> [SELECTED PASSAGE]:
# # # #

Stress – psychiatric injury – staff in retail store at risk of violence

The facts

Mrs Mitchell, Mrs Benton and Mrs Goodwin worked in the Co-op in Shaw Road, Heaton Moor between Stockport and Manchester. One day robbers came in and stole cigarettes and cash. The ladies were frightened and developed post traumatic stress and anxiety states as a result. They brought a claim against the Co-op for damages in respect of psychiatric injury. A risk assessment had been undertaken in 2003 had concluded that the overall risk rating in respect of robbery or shop lifting was high.

In the 11 years before the Co-op bought the shop there had been two robberies. Between February 2000 and December 2005 there had been 10. The previous owner of the shop had security screens around the tills and the areas containing high value goods. The Co-op removed those screens when they bought the shop. In the course of those robberies a shot gun had been used on one occasion, batons on another and a knife on a third. Mrs Mitchell, Mrs Benton and Mrs Goodwin had been in the shop on some of those occasions.

The Co-op had taken steps as a result of these robberies including CCTV monitoring both outside and inside the shop; panic alarms connected to a control centre; video surveillance; FOB operated door locks; minimising the amount of cash in the tills; the provision of smoke notes (notes which admitted a dye when passing the transmitter and the door way); staff training to avoid confrontation; provision of a part time security guard for a short period after a robbery had occurred and provision of a mobile security response team.

# # # #

> [RECORD EXCERPTS]:
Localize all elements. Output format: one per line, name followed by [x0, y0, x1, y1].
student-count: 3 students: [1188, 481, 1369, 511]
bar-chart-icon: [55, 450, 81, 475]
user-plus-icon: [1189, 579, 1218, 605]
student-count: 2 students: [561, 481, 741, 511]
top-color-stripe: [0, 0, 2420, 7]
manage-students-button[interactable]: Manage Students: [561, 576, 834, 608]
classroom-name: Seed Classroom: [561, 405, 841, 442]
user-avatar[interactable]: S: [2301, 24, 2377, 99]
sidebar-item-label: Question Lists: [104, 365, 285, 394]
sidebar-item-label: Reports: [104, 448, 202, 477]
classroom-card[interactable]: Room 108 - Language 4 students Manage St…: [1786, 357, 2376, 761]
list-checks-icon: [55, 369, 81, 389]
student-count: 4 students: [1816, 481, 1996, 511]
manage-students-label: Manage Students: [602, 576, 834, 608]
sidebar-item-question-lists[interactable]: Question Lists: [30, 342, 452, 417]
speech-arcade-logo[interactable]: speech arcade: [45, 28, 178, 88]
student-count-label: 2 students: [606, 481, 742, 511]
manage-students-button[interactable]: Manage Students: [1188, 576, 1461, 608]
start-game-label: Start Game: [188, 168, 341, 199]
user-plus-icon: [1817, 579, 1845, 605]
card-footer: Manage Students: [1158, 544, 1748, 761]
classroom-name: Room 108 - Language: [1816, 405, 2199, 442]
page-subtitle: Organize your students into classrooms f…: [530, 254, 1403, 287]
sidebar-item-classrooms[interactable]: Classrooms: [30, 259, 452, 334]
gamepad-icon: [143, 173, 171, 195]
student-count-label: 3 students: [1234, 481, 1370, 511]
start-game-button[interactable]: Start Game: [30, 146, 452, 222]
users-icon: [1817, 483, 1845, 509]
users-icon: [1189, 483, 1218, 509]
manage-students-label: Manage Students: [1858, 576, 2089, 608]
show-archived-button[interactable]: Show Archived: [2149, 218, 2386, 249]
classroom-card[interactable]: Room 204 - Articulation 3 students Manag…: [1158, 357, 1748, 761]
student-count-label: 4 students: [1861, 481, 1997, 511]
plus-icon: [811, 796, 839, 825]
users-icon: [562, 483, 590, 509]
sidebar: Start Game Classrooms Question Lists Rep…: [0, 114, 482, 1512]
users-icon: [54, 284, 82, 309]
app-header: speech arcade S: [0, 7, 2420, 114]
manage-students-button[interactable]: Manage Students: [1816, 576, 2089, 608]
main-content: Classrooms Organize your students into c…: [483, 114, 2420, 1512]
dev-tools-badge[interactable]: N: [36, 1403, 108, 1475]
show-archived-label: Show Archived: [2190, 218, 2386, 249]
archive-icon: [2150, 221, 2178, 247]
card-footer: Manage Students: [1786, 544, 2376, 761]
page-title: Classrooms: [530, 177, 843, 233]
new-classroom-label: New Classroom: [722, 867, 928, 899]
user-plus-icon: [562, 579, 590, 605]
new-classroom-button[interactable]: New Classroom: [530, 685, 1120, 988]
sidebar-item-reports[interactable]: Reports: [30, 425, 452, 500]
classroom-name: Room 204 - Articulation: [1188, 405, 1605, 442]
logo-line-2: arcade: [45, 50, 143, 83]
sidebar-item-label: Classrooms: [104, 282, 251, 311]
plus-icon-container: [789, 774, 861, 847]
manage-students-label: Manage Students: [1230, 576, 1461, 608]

# # # #

> [SET EXERCISE 1]:
In the case summary on the Co-op robberies, what did the Co-op remove when it bought the shop?
> [SET EXERCISE 2]:
Carry on the case summary on the Co-op robberies, picking up after its list of steps the Co-op had taken.

> [TASK RESULT 1]:
The security screens around the tills and the areas containing high value goods.

> [TASK RESULT 2]:
The judge accepted the evidence of Brian Edwards who had served for 30 years for the Metropolitan Police and who had given expert evidence for the Co-op to the effect that the Co-op’s policy compared favourable with that of other retailers.

The decision

The starting point was the duty of care owed by an employer to an employee to take reasonable care to keep the employees safe as expressed by Swanwick J in Stokes v Guest and recently proved by Lord Mance in Baker v Quantum Clothing Group. The Co-op had taken reasonable steps to deter robberies; no employer could be expected to go so far as to prevent any robbery taking place.

The direct link that the claimants had alleged between the removal of the screens and the incident of robberies had not been made out. The judge had been entitled to conclude that although the screen might have had a deterrent affect it carried risks for the staff which outweigh that benefit. The issue was not only what deterrent effect the screen would have had upon a robbery taking place but also what deterrent effect the screens would have to guard the employees against psychiatry injury. There was some evidence that the shop was running at a loss of about £60,000 per annum. The cost of provision of a full time guard was likely to be in the sum of £30,000 per annum. A proper approach required a balance to be struck against the probable effectiveness of a precaution that could be taken and the expense that it involved. By implication the judge had held such a balance and come down against requiring full time security. Having regard to the expert evidence his conclusion that the failure to provide full time guarding did not amount to a failure to take reasonable care was a conclusion he was entitled to reach.

Appeal dismissed.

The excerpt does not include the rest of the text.